--- INFORMATION GIVEN ---
━━━━━━━━━━━━━━━━━━━━

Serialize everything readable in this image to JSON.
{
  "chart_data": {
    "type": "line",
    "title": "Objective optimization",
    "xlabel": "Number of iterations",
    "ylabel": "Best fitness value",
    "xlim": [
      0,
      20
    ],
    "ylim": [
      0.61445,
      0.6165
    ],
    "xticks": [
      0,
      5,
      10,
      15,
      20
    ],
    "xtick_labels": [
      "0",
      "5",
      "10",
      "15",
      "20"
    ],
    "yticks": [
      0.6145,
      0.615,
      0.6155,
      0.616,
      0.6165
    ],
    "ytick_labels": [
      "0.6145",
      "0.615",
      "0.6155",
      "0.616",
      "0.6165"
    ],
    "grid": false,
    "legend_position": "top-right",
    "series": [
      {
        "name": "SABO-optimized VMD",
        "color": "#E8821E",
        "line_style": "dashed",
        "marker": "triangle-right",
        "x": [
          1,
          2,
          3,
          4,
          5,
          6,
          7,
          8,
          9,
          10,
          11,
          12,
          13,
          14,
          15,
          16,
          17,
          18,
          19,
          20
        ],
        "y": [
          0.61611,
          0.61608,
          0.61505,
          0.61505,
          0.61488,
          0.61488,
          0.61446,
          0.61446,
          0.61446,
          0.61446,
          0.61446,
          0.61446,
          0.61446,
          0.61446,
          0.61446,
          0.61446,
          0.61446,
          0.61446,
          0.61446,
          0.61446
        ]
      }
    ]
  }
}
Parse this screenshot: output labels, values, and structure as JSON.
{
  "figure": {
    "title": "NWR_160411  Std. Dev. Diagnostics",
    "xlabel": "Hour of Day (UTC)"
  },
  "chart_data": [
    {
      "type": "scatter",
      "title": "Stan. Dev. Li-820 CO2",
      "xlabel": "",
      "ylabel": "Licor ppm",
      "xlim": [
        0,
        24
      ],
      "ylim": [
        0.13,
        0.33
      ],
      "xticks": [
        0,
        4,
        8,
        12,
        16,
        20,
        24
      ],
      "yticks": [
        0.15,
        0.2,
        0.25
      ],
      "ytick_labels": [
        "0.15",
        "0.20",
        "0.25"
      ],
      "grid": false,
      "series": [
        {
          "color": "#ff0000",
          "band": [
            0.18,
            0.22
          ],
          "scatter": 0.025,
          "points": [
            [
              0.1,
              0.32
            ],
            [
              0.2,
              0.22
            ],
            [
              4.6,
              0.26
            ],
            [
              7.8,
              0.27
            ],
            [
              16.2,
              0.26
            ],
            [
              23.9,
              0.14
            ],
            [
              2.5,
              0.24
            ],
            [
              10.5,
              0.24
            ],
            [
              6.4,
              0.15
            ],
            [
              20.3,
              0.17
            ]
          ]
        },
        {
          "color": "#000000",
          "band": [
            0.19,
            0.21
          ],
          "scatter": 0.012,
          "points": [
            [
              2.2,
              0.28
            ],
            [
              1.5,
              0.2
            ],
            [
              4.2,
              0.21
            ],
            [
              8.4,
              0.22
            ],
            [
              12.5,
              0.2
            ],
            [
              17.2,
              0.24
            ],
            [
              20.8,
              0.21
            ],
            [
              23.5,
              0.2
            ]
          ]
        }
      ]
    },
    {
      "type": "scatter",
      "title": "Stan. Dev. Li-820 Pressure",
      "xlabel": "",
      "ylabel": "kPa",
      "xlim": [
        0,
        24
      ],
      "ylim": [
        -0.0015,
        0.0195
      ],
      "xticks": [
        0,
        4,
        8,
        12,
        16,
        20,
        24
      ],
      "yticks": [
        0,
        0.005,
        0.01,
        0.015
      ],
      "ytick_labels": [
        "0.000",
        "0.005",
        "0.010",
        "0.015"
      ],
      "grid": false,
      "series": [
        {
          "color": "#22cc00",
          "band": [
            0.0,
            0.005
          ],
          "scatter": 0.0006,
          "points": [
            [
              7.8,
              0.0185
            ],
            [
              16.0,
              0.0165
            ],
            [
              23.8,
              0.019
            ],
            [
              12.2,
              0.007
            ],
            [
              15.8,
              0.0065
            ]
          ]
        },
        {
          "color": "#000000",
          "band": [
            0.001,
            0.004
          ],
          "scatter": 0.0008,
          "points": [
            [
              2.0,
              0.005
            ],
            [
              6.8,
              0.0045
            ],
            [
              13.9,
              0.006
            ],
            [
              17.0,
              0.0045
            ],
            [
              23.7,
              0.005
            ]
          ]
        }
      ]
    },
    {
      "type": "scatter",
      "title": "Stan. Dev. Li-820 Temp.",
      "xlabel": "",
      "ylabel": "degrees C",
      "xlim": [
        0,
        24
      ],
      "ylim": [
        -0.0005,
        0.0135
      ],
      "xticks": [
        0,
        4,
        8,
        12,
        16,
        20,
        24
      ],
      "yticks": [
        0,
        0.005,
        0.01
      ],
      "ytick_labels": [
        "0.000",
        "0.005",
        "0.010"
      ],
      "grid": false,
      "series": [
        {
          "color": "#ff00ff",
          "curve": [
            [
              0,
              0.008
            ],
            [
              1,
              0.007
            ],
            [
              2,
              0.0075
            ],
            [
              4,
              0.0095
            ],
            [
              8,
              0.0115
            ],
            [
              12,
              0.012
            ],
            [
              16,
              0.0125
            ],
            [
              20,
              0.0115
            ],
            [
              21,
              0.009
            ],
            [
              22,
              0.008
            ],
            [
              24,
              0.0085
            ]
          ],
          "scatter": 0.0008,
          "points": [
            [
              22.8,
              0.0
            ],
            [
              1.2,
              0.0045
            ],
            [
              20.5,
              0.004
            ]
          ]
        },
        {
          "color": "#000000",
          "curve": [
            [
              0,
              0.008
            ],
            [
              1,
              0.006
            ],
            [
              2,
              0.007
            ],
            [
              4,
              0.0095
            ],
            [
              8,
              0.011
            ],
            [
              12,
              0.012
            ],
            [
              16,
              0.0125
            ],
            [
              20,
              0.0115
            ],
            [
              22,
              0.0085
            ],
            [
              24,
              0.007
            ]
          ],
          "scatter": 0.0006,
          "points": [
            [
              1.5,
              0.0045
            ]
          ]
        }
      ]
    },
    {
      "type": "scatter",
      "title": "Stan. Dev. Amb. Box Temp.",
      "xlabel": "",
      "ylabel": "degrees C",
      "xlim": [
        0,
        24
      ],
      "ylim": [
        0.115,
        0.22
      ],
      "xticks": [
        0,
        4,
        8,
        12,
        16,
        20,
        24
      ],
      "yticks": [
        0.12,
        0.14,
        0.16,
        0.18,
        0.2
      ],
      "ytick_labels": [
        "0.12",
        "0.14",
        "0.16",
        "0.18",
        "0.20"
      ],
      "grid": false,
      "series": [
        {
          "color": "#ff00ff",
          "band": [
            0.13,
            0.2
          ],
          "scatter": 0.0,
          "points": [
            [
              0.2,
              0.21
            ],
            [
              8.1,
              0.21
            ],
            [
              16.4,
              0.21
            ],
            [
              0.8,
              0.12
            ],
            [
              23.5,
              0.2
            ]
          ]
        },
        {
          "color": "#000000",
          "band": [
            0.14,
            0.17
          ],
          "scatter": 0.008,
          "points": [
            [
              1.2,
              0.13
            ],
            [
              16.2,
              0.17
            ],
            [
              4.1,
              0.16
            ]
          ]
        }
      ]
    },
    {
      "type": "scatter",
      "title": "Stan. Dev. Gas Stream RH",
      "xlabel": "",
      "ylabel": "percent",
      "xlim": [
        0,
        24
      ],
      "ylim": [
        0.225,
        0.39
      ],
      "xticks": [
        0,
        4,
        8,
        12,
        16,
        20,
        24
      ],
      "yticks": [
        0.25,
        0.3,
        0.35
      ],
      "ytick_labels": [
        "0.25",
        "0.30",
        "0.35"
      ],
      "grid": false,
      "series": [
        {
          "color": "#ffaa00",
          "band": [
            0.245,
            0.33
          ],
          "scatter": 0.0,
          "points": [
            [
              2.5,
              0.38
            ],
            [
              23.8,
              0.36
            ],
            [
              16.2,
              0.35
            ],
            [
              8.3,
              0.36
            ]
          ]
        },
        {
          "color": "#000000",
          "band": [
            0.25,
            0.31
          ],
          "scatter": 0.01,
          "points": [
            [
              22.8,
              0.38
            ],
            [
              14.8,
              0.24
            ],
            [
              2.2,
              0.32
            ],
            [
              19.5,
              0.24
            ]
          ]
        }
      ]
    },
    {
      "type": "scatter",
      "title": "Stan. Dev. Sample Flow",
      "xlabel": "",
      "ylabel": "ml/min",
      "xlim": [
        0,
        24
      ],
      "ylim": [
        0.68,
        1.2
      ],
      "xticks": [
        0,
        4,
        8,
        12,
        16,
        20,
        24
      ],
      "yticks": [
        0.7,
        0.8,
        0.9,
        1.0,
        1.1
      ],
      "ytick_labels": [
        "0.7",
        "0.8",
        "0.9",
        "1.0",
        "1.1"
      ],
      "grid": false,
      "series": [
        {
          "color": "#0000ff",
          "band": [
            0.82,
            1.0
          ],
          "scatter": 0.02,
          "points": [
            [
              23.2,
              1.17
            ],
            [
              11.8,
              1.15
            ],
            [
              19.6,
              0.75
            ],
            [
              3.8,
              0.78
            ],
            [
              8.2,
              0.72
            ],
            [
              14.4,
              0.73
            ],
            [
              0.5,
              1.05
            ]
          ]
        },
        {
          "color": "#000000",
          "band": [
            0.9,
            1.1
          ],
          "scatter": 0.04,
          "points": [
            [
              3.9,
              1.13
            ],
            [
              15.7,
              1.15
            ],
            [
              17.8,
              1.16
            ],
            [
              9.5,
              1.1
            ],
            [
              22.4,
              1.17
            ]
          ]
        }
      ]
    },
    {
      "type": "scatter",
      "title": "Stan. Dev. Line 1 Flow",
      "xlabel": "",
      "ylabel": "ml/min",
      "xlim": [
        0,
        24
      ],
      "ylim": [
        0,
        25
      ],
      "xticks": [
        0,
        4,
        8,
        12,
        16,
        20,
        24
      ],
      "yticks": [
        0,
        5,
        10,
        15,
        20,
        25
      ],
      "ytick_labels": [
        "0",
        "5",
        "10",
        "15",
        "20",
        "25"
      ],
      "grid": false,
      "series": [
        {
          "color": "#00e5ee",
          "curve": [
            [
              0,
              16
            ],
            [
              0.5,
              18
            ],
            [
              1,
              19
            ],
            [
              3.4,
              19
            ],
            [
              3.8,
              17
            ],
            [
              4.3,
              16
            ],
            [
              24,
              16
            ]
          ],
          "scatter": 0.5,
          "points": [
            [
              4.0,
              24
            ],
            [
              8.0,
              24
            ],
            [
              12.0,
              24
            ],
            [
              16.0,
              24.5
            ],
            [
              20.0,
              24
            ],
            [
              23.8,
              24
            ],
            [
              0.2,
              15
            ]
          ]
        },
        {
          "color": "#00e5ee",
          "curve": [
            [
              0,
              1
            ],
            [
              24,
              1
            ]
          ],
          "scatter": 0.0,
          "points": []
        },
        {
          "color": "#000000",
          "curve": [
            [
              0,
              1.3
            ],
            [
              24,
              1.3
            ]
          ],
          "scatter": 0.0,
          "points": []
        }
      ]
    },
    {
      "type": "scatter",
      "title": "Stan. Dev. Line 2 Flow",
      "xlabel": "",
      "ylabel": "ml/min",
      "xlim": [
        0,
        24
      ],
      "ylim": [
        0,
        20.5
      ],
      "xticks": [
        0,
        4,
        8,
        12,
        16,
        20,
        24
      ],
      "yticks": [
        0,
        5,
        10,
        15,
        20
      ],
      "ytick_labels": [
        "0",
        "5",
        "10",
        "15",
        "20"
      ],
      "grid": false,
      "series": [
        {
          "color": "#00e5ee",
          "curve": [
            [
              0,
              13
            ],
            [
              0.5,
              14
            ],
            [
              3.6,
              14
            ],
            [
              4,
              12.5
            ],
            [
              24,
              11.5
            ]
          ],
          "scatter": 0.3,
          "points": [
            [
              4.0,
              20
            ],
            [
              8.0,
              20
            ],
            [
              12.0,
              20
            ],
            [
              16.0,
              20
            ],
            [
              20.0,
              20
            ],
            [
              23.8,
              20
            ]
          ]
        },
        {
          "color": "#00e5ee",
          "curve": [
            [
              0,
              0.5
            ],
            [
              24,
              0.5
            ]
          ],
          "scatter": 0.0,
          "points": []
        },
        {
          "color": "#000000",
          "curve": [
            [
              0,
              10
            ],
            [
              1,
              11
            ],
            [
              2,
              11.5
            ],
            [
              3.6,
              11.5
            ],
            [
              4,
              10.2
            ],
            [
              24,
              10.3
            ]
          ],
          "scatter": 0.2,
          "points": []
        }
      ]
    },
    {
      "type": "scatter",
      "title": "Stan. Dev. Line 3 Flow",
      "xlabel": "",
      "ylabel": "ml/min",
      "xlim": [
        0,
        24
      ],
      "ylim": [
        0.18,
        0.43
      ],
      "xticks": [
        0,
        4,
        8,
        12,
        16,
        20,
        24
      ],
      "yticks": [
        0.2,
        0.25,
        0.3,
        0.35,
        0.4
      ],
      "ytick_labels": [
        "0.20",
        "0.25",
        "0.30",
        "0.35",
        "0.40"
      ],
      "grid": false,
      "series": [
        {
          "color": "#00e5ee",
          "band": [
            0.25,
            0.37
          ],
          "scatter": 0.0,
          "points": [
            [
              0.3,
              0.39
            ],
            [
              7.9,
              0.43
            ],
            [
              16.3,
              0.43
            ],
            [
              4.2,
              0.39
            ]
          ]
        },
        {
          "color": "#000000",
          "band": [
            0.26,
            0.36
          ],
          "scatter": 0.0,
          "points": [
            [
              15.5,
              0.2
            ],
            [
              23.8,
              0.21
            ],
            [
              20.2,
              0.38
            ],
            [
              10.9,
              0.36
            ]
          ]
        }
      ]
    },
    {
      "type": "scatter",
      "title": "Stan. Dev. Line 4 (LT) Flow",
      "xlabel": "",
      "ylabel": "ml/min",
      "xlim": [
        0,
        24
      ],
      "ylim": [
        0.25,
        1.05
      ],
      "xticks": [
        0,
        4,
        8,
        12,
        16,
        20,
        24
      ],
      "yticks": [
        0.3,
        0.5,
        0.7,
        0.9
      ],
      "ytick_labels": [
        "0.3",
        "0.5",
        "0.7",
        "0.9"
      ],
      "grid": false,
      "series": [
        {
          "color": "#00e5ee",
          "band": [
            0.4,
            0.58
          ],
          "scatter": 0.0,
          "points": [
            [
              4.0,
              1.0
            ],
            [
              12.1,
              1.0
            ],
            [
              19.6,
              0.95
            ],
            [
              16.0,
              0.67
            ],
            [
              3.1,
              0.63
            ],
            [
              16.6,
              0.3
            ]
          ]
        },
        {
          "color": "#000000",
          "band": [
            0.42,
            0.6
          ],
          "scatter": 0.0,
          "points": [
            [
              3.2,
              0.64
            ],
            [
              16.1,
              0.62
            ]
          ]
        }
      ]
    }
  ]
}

━━━━━━━━━━━━━━━━━━━━

--- INSTRUCTION ---
Check every line for "Stan" and show the ones that have it.

--- TASK ANSWER ---
      "title": "Stan. Dev. Li-820 CO2",
      "title": "Stan. Dev. Li-820 Pressure",
      "title": "Stan. Dev. Li-820 Temp.",
      "title": "Stan. Dev. Amb. Box Temp.",
      "title": "Stan. Dev. Gas Stream RH",
      "title": "Stan. Dev. Sample Flow",
      "title": "Stan. Dev. Line 1 Flow",
      "title": "Stan. Dev. Line 2 Flow",
      "title": "Stan. Dev. Line 3 Flow",
      "title": "Stan. Dev. Line 4 (LT) Flow",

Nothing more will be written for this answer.